→ TASK GOAL
Copy the data that follows exactly. Include no pictures.

[Figure dataset records]
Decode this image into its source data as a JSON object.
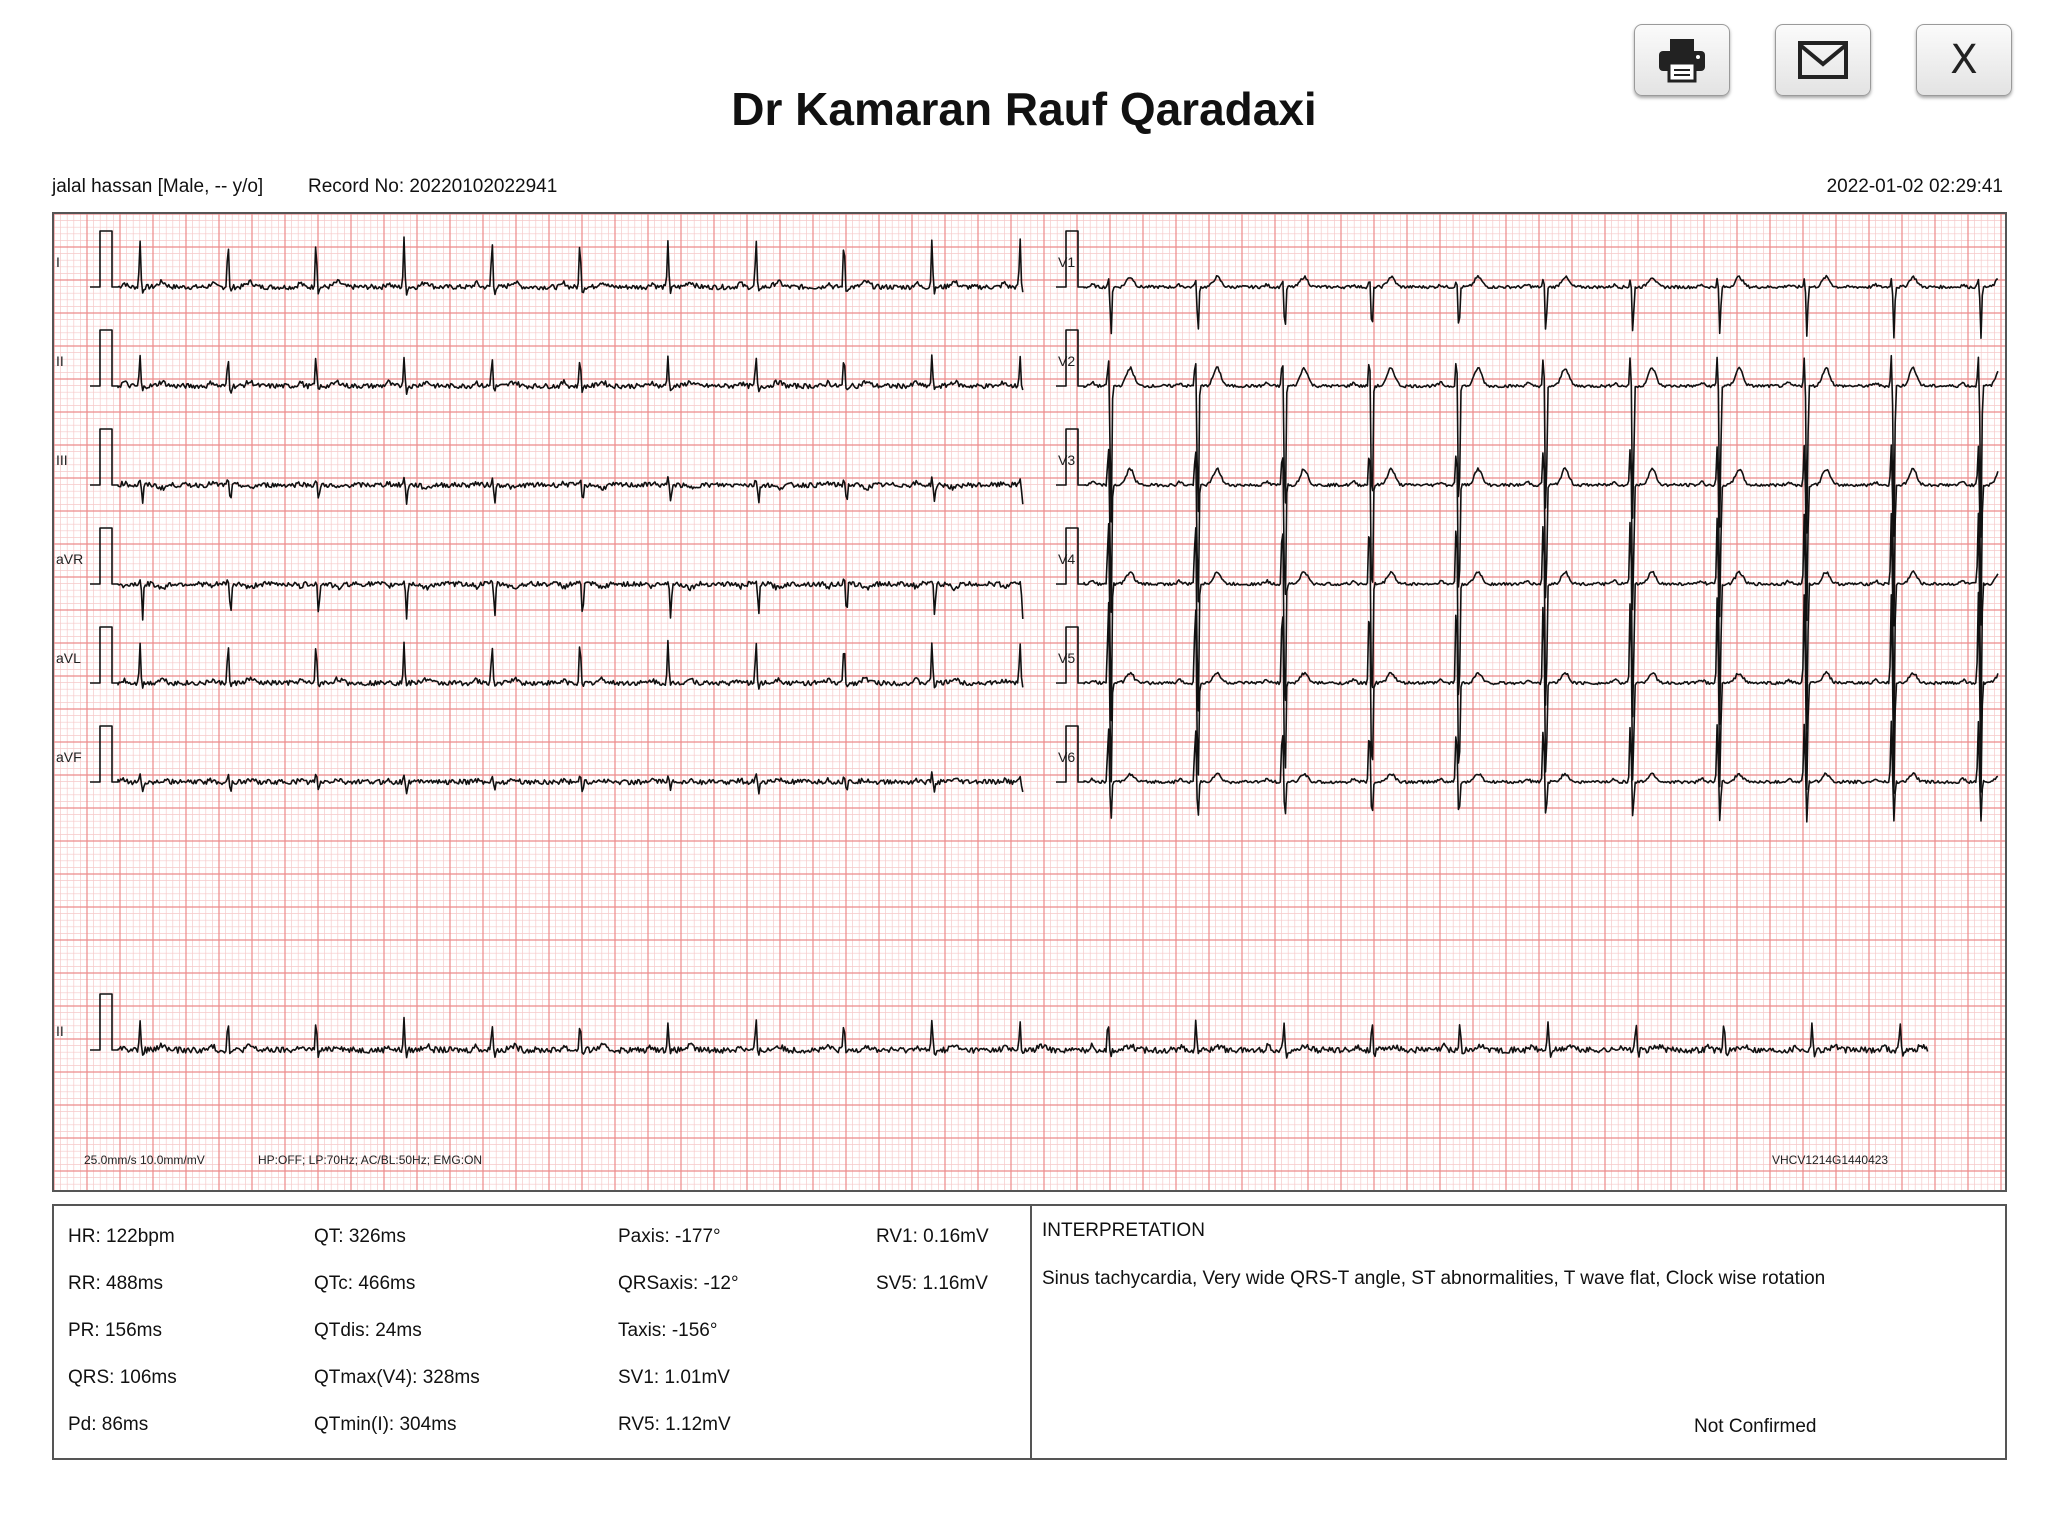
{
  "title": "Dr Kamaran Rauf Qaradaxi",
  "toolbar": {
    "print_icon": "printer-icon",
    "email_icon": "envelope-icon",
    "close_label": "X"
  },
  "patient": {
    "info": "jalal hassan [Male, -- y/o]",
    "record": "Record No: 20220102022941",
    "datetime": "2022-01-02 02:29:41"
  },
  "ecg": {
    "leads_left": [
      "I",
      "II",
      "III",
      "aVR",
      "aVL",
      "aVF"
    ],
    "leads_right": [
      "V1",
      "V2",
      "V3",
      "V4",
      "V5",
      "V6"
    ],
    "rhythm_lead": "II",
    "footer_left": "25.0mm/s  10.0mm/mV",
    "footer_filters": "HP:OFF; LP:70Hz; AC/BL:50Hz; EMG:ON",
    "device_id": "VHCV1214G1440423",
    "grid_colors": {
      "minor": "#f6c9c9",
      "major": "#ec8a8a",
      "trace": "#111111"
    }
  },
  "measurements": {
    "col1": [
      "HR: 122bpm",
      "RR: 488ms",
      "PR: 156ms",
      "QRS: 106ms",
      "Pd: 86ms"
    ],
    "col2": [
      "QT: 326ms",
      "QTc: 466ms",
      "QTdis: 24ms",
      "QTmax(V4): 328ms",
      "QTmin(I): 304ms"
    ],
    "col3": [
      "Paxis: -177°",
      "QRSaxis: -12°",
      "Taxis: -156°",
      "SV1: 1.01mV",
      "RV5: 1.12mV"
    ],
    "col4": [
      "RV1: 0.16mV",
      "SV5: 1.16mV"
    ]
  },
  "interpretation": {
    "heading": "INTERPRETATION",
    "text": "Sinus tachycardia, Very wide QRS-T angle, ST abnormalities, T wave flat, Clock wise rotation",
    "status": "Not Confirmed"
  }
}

→ EXERCISE SOLUTION
Decode this image into its source data as a JSON object.
{
  "title": "Dr Kamaran Rauf Qaradaxi",
  "toolbar": {
    "print_icon": "printer-icon",
    "email_icon": "envelope-icon",
    "close_label": "X"
  },
  "patient": {
    "info": "jalal hassan [Male, -- y/o]",
    "record": "Record No: 20220102022941",
    "datetime": "2022-01-02 02:29:41"
  },
  "ecg": {
    "leads_left": [
      "I",
      "II",
      "III",
      "aVR",
      "aVL",
      "aVF"
    ],
    "leads_right": [
      "V1",
      "V2",
      "V3",
      "V4",
      "V5",
      "V6"
    ],
    "rhythm_lead": "II",
    "footer_left": "25.0mm/s  10.0mm/mV",
    "footer_filters": "HP:OFF; LP:70Hz; AC/BL:50Hz; EMG:ON",
    "device_id": "VHCV1214G1440423",
    "grid_colors": {
      "minor": "#f6c9c9",
      "major": "#ec8a8a",
      "trace": "#111111"
    }
  },
  "measurements": {
    "col1": [
      "HR: 122bpm",
      "RR: 488ms",
      "PR: 156ms",
      "QRS: 106ms",
      "Pd: 86ms"
    ],
    "col2": [
      "QT: 326ms",
      "QTc: 466ms",
      "QTdis: 24ms",
      "QTmax(V4): 328ms",
      "QTmin(I): 304ms"
    ],
    "col3": [
      "Paxis: -177°",
      "QRSaxis: -12°",
      "Taxis: -156°",
      "SV1: 1.01mV",
      "RV5: 1.12mV"
    ],
    "col4": [
      "RV1: 0.16mV",
      "SV5: 1.16mV"
    ]
  },
  "interpretation": {
    "heading": "INTERPRETATION",
    "text": "Sinus tachycardia, Very wide QRS-T angle, ST abnormalities, T wave flat, Clock wise rotation",
    "status": "Not Confirmed"
  }
}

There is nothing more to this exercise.